— start Entries provided —

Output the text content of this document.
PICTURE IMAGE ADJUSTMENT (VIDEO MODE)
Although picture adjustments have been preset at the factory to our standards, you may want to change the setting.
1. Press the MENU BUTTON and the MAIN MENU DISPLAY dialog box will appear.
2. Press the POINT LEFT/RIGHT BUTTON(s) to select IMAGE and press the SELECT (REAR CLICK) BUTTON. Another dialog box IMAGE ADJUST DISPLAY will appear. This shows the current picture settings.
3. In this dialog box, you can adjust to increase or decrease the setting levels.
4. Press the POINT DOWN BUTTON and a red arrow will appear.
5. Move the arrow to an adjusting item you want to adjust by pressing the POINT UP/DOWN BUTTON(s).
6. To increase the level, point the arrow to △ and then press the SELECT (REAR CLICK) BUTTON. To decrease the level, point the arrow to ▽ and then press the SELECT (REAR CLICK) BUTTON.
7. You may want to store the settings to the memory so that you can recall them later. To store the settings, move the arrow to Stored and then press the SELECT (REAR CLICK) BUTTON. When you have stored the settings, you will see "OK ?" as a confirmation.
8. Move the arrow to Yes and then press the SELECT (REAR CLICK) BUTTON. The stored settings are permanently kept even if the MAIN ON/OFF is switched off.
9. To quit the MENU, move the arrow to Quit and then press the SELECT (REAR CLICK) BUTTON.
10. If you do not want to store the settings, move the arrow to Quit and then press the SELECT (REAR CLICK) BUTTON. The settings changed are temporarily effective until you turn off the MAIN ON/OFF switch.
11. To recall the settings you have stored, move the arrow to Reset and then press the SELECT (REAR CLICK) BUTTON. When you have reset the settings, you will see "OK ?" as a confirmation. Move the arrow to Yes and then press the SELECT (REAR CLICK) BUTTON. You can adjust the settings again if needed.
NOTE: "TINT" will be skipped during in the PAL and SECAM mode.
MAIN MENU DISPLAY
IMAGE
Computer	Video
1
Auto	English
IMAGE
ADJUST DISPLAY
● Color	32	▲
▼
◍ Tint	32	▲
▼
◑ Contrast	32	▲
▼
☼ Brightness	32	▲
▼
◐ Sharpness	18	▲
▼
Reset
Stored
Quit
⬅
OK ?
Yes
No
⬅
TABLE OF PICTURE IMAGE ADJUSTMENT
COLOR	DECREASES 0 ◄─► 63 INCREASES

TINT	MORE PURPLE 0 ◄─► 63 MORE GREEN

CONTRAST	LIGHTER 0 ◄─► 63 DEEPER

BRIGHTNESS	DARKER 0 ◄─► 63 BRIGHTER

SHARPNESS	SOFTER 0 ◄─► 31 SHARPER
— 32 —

— end Entries provided —

# Objective:
Set down every line of the listing above again, exactly as given.

# Solution for this exercise:
Output the text content of this document.
PICTURE IMAGE ADJUSTMENT (VIDEO MODE)
Although picture adjustments have been preset at the factory to our standards, you may want to change the setting.
1. Press the MENU BUTTON and the MAIN MENU DISPLAY dialog box will appear.
2. Press the POINT LEFT/RIGHT BUTTON(s) to select IMAGE and press the SELECT (REAR CLICK) BUTTON. Another dialog box IMAGE ADJUST DISPLAY will appear. This shows the current picture settings.
3. In this dialog box, you can adjust to increase or decrease the setting levels.
4. Press the POINT DOWN BUTTON and a red arrow will appear.
5. Move the arrow to an adjusting item you want to adjust by pressing the POINT UP/DOWN BUTTON(s).
6. To increase the level, point the arrow to △ and then press the SELECT (REAR CLICK) BUTTON. To decrease the level, point the arrow to ▽ and then press the SELECT (REAR CLICK) BUTTON.
7. You may want to store the settings to the memory so that you can recall them later. To store the settings, move the arrow to Stored and then press the SELECT (REAR CLICK) BUTTON. When you have stored the settings, you will see "OK ?" as a confirmation.
8. Move the arrow to Yes and then press the SELECT (REAR CLICK) BUTTON. The stored settings are permanently kept even if the MAIN ON/OFF is switched off.
9. To quit the MENU, move the arrow to Quit and then press the SELECT (REAR CLICK) BUTTON.
10. If you do not want to store the settings, move the arrow to Quit and then press the SELECT (REAR CLICK) BUTTON. The settings changed are temporarily effective until you turn off the MAIN ON/OFF switch.
11. To recall the settings you have stored, move the arrow to Reset and then press the SELECT (REAR CLICK) BUTTON. When you have reset the settings, you will see "OK ?" as a confirmation. Move the arrow to Yes and then press the SELECT (REAR CLICK) BUTTON. You can adjust the settings again if needed.
NOTE: "TINT" will be skipped during in the PAL and SECAM mode.
MAIN MENU DISPLAY
IMAGE
Computer	Video
1
Auto	English
IMAGE
ADJUST DISPLAY
● Color	32	▲
▼
◍ Tint	32	▲
▼
◑ Contrast	32	▲
▼
☼ Brightness	32	▲
▼
◐ Sharpness	18	▲
▼
Reset
Stored
Quit
⬅
OK ?
Yes
No
⬅
TABLE OF PICTURE IMAGE ADJUSTMENT
COLOR	DECREASES 0 ◄─► 63 INCREASES

TINT	MORE PURPLE 0 ◄─► 63 MORE GREEN

CONTRAST	LIGHTER 0 ◄─► 63 DEEPER

BRIGHTNESS	DARKER 0 ◄─► 63 BRIGHTER

SHARPNESS	SOFTER 0 ◄─► 31 SHARPER
— 32 —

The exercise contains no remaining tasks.